- _Exercise requirements_: Report the number of lines containing "title", with no other words.

- _Records to use_:
+ + + + + + +

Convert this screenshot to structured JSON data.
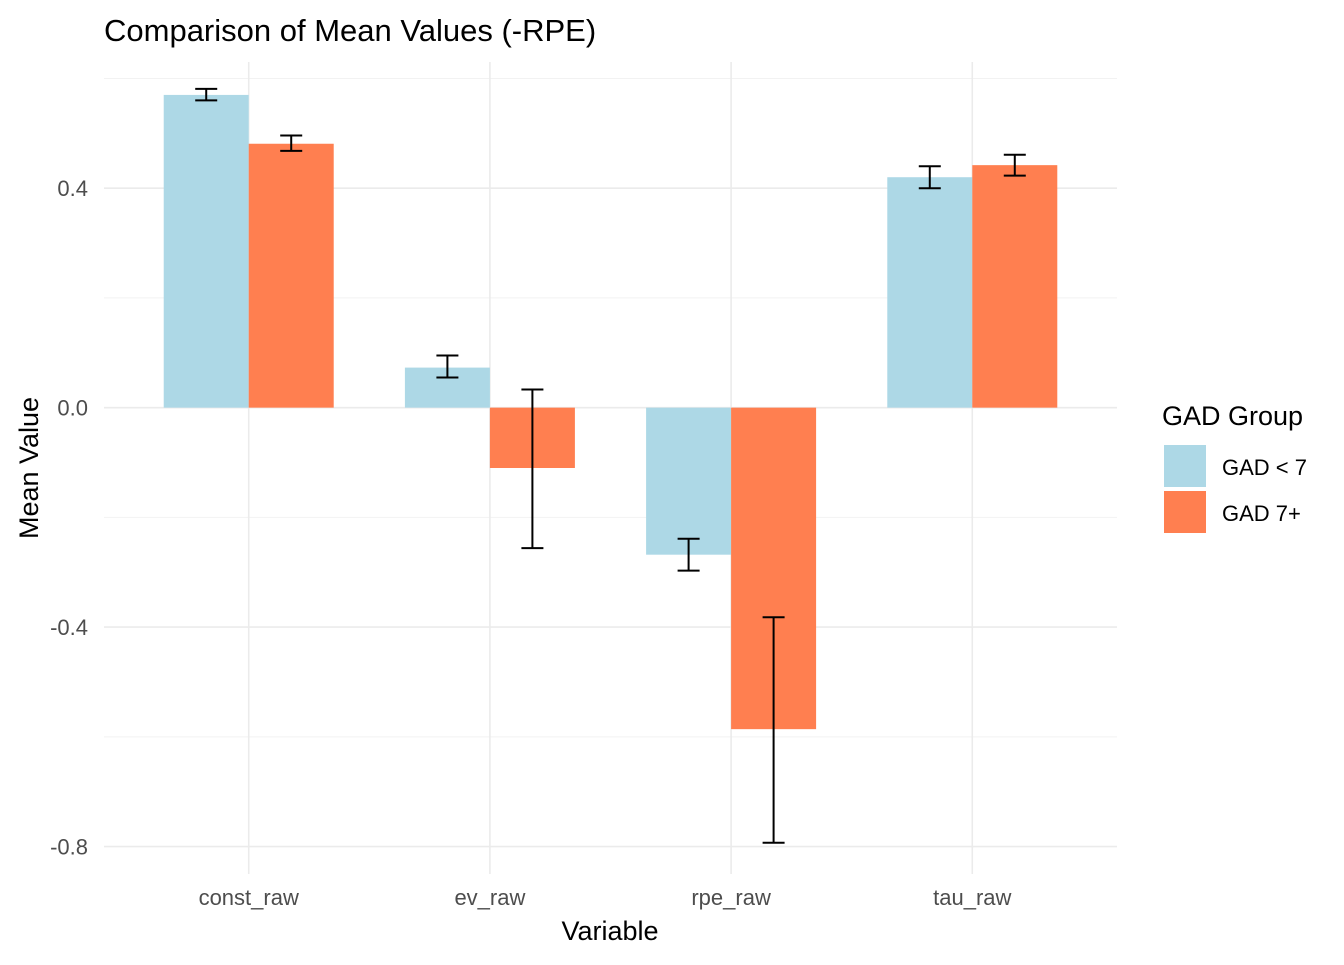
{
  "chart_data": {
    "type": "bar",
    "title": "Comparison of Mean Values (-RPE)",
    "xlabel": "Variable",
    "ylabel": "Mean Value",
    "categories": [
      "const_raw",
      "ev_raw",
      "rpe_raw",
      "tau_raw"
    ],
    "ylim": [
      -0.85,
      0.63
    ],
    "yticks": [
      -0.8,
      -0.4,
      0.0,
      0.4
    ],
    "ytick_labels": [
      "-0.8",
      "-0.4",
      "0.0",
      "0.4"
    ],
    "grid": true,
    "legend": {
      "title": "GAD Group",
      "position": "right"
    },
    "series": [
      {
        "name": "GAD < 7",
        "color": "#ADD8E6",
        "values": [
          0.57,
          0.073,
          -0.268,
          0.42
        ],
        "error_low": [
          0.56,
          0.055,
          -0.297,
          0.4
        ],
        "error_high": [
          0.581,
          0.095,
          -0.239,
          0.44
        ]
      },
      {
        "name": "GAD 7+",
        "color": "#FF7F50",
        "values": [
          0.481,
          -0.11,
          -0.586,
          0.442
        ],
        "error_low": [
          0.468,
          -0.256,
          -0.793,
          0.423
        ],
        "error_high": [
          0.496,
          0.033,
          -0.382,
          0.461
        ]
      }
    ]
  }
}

+ + + + + + +

- _Response to this task_: 2